• [Given exercise] What is the number of lines containing the word "полномочий"? Give that number alone.

• [Given information]
━━━━━━━━━━

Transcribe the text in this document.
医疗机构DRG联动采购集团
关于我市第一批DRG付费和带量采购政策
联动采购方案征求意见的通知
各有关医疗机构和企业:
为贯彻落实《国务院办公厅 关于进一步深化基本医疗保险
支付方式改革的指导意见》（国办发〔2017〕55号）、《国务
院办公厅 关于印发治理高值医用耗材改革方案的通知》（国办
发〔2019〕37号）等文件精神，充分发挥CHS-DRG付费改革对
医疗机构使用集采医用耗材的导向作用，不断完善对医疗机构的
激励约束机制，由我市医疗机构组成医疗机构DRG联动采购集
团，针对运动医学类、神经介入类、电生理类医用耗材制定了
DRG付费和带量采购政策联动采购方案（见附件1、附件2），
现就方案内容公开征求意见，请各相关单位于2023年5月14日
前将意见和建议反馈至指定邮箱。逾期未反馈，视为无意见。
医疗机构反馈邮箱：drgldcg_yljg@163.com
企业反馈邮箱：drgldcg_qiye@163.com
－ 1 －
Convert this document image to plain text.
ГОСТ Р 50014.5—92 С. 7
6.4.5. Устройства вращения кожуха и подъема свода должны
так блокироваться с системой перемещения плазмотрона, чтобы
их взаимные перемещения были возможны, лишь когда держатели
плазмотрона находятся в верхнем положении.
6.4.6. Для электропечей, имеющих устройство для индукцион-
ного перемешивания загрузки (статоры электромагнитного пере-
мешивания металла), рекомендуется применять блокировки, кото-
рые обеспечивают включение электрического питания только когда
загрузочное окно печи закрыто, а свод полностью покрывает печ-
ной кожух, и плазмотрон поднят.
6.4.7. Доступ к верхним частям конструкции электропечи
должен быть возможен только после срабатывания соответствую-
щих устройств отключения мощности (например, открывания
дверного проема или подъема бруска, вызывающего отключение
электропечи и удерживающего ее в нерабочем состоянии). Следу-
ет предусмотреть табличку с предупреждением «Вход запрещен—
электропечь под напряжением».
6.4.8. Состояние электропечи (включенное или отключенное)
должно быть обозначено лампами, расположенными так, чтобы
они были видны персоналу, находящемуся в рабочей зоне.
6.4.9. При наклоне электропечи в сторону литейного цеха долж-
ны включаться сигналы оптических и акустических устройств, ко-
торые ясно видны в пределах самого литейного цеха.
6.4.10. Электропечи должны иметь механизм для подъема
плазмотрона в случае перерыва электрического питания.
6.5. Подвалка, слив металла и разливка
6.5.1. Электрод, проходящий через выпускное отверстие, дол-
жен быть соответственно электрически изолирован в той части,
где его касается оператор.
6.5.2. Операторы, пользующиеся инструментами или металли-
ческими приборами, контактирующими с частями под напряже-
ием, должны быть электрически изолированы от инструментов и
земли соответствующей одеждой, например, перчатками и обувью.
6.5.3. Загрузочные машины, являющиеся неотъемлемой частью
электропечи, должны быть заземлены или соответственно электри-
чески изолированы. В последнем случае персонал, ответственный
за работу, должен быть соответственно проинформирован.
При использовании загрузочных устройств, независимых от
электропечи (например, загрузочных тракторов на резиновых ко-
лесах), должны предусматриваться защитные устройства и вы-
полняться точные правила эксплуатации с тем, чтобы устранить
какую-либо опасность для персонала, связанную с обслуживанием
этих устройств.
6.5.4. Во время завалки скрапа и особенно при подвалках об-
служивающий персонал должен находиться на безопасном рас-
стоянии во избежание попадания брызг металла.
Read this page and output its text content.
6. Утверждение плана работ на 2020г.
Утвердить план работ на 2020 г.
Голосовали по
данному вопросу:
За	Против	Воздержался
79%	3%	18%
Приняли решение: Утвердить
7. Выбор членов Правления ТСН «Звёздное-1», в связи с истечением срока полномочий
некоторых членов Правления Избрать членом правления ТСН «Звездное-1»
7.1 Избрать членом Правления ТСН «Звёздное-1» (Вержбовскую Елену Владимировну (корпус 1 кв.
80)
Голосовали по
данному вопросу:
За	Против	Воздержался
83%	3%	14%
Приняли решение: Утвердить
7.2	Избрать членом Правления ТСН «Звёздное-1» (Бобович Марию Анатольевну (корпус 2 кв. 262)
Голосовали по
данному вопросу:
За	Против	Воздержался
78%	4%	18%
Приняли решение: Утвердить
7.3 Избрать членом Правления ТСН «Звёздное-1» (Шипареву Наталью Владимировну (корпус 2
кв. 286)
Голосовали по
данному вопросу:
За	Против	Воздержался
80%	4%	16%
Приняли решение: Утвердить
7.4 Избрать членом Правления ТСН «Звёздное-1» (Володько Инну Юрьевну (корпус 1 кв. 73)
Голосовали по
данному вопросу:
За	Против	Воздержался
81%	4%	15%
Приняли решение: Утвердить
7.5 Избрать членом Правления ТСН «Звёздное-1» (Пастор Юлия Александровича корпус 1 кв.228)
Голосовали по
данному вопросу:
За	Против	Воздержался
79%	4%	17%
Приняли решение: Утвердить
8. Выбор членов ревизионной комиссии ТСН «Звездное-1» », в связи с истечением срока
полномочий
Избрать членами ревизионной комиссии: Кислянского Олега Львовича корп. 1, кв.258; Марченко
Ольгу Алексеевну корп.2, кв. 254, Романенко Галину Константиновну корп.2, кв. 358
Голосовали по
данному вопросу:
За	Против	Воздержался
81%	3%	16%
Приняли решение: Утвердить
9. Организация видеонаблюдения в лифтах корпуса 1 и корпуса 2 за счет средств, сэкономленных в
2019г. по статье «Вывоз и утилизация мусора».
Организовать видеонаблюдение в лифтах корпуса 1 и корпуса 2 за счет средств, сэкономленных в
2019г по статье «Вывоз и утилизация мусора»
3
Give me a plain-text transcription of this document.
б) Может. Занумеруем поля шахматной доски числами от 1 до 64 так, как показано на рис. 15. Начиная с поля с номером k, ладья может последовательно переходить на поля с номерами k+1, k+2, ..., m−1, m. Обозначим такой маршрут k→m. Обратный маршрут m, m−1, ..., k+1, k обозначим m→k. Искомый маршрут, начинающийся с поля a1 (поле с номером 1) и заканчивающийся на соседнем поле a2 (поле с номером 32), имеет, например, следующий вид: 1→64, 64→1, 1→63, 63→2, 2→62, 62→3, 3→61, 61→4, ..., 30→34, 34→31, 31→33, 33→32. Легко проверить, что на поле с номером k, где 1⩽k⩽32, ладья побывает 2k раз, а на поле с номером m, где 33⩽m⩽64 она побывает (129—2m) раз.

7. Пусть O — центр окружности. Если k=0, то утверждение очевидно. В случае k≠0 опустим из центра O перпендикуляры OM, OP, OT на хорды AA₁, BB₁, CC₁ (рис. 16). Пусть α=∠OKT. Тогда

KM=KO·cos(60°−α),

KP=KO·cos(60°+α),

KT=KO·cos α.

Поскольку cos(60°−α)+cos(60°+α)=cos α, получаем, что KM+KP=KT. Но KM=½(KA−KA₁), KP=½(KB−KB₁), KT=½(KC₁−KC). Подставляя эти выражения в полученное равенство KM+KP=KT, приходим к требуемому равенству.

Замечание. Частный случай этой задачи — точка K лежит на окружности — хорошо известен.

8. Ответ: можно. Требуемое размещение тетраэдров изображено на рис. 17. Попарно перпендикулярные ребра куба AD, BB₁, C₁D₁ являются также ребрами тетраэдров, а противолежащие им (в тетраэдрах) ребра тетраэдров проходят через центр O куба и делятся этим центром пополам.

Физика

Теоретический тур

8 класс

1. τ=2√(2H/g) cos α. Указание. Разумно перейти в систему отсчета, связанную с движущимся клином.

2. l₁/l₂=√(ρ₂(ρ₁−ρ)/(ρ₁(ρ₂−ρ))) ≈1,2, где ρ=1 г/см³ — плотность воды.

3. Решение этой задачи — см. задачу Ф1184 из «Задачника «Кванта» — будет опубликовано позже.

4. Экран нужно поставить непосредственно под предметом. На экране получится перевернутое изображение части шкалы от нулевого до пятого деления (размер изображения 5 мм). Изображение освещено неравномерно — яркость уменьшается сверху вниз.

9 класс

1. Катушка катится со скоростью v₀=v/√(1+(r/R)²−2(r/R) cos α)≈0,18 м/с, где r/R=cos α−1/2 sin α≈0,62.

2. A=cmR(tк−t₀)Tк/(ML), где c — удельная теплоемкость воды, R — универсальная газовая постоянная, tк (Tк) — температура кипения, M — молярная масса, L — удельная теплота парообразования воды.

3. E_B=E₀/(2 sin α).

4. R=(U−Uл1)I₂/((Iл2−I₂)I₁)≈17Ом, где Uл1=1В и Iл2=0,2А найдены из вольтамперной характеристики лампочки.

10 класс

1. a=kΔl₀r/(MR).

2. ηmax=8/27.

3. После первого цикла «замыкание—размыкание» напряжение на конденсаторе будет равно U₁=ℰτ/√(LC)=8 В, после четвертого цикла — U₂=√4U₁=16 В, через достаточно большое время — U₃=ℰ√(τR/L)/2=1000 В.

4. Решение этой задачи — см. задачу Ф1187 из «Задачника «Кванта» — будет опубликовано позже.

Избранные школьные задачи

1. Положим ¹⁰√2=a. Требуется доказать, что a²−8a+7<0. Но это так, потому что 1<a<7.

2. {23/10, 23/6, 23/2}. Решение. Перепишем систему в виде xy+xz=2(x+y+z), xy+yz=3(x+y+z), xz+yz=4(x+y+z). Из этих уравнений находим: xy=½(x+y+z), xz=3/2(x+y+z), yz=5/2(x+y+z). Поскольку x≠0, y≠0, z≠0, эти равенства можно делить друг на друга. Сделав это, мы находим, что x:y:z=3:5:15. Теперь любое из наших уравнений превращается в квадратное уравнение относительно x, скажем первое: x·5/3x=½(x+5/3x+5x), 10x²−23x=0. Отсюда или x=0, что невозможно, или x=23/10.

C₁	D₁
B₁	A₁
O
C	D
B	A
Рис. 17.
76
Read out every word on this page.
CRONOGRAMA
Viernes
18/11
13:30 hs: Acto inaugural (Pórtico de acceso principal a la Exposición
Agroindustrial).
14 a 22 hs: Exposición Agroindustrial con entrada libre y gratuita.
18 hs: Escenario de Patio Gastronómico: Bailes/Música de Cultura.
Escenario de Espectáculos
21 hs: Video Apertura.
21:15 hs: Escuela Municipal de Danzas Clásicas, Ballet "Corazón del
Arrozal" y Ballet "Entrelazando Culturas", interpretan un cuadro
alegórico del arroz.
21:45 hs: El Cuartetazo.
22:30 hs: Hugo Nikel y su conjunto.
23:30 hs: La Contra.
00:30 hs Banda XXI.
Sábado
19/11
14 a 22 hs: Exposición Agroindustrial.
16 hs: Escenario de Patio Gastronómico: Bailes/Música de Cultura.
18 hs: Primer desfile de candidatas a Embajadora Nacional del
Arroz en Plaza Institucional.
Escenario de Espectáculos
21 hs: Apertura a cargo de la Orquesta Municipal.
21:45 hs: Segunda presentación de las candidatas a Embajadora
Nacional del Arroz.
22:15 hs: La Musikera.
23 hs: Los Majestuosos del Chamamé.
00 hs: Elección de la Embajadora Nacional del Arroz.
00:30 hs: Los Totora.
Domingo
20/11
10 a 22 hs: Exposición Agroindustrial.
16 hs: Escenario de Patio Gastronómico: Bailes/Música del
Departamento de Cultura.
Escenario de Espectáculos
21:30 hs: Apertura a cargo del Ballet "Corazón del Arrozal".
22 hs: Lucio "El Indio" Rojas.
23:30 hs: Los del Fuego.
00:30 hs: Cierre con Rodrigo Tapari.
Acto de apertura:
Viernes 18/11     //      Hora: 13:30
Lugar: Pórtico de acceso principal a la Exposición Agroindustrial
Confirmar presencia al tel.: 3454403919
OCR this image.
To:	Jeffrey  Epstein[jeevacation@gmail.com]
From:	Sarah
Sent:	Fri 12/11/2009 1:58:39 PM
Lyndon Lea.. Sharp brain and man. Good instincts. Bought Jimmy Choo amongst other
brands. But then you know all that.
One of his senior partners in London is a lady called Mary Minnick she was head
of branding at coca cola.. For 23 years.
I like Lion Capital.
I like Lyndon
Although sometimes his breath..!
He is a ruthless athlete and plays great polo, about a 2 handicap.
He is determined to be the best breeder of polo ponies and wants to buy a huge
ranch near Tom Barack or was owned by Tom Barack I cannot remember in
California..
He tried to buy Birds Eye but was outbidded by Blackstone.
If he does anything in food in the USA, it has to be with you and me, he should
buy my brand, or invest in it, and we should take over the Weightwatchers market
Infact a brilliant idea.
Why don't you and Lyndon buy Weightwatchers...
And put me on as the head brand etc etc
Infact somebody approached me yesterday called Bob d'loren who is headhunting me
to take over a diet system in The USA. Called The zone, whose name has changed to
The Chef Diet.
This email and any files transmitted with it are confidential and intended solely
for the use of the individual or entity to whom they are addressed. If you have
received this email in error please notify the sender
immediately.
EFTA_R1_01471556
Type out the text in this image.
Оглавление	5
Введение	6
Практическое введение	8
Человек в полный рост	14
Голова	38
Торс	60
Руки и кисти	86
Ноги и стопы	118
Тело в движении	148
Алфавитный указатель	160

━━━━━━━━━━

• [Task result] 2